- TASK -
Reproduce each line bearing the word "partie".

- INPUT RECORDS -

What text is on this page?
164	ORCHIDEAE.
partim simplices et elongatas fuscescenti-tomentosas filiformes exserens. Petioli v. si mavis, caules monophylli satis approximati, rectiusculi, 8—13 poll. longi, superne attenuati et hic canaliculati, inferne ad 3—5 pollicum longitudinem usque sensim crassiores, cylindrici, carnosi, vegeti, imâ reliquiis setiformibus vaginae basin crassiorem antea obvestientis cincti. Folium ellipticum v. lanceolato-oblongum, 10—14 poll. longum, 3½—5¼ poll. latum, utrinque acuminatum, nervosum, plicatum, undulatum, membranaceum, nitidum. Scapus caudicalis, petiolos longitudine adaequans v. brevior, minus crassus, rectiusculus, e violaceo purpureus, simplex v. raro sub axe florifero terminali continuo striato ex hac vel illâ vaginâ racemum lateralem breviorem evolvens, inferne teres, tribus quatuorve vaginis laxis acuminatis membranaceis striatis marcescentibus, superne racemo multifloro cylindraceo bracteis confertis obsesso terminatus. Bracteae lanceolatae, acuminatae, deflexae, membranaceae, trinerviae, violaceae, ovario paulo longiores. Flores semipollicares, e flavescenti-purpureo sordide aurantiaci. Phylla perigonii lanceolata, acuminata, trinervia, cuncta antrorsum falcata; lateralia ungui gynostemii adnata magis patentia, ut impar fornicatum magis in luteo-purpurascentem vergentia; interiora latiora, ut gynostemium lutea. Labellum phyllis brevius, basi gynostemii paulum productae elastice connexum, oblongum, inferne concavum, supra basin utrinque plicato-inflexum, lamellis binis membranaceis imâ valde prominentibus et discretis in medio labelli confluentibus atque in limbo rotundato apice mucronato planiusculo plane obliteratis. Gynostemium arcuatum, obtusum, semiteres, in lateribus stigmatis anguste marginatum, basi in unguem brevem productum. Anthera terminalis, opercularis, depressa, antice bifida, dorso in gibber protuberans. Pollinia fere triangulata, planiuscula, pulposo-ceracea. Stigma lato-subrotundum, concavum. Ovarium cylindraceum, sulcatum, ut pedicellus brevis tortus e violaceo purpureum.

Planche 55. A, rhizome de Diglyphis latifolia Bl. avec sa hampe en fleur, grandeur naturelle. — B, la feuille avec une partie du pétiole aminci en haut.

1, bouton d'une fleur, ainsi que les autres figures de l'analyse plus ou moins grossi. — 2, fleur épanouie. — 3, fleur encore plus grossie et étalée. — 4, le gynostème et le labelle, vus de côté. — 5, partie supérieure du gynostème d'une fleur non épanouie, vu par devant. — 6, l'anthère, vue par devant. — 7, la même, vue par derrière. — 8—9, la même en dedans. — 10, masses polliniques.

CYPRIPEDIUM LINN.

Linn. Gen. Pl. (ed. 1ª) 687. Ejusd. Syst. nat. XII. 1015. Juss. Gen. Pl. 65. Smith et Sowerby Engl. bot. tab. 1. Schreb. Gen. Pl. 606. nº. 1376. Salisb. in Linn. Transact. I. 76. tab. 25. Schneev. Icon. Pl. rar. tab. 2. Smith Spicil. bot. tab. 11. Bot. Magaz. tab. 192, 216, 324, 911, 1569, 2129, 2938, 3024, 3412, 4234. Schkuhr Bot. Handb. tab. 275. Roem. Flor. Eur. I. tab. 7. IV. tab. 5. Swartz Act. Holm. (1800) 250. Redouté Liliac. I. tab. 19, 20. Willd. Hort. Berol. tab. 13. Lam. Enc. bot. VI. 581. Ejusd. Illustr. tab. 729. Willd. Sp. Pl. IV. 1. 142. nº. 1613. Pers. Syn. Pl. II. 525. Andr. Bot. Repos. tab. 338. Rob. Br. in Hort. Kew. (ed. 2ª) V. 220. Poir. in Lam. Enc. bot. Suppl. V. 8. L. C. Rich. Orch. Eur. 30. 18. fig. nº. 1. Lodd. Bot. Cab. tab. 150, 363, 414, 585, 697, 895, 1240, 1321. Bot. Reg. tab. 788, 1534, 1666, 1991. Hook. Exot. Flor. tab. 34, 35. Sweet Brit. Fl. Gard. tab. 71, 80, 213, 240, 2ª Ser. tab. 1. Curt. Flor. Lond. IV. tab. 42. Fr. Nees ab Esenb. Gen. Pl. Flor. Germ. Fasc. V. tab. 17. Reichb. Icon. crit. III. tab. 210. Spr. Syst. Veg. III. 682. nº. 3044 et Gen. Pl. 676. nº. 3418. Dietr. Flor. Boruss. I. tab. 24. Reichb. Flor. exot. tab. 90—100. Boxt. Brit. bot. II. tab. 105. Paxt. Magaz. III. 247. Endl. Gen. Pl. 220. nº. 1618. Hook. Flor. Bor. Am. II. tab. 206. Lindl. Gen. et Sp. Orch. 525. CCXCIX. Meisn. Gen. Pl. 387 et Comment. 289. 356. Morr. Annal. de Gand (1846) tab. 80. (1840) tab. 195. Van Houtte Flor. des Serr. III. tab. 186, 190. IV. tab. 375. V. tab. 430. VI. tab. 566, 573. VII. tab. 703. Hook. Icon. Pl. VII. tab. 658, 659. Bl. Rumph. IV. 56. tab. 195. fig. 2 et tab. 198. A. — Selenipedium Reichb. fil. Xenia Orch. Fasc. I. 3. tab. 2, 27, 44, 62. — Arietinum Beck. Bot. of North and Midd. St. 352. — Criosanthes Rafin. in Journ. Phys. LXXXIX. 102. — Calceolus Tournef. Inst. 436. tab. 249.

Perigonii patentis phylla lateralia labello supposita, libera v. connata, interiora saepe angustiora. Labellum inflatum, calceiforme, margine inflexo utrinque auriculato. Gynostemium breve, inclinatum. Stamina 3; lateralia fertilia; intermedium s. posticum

- THE RESPONSE -
Planche 55. A, rhizome de Diglyphis latifolia Bl. avec sa hampe en fleur, grandeur naturelle. — B, la feuille avec une partie du pétiole aminci en haut.
1, bouton d'une fleur, ainsi que les autres figures de l'analyse plus ou moins grossi. — 2, fleur épanouie. — 3, fleur encore plus grossie et étalée. — 4, le gynostème et le labelle, vus de côté. — 5, partie supérieure du gynostème d'une fleur non épanouie, vu par devant. — 6, l'anthère, vue par devant. — 7, la même, vue par derrière. — 8—9, la même en dedans. — 10, masses polliniques.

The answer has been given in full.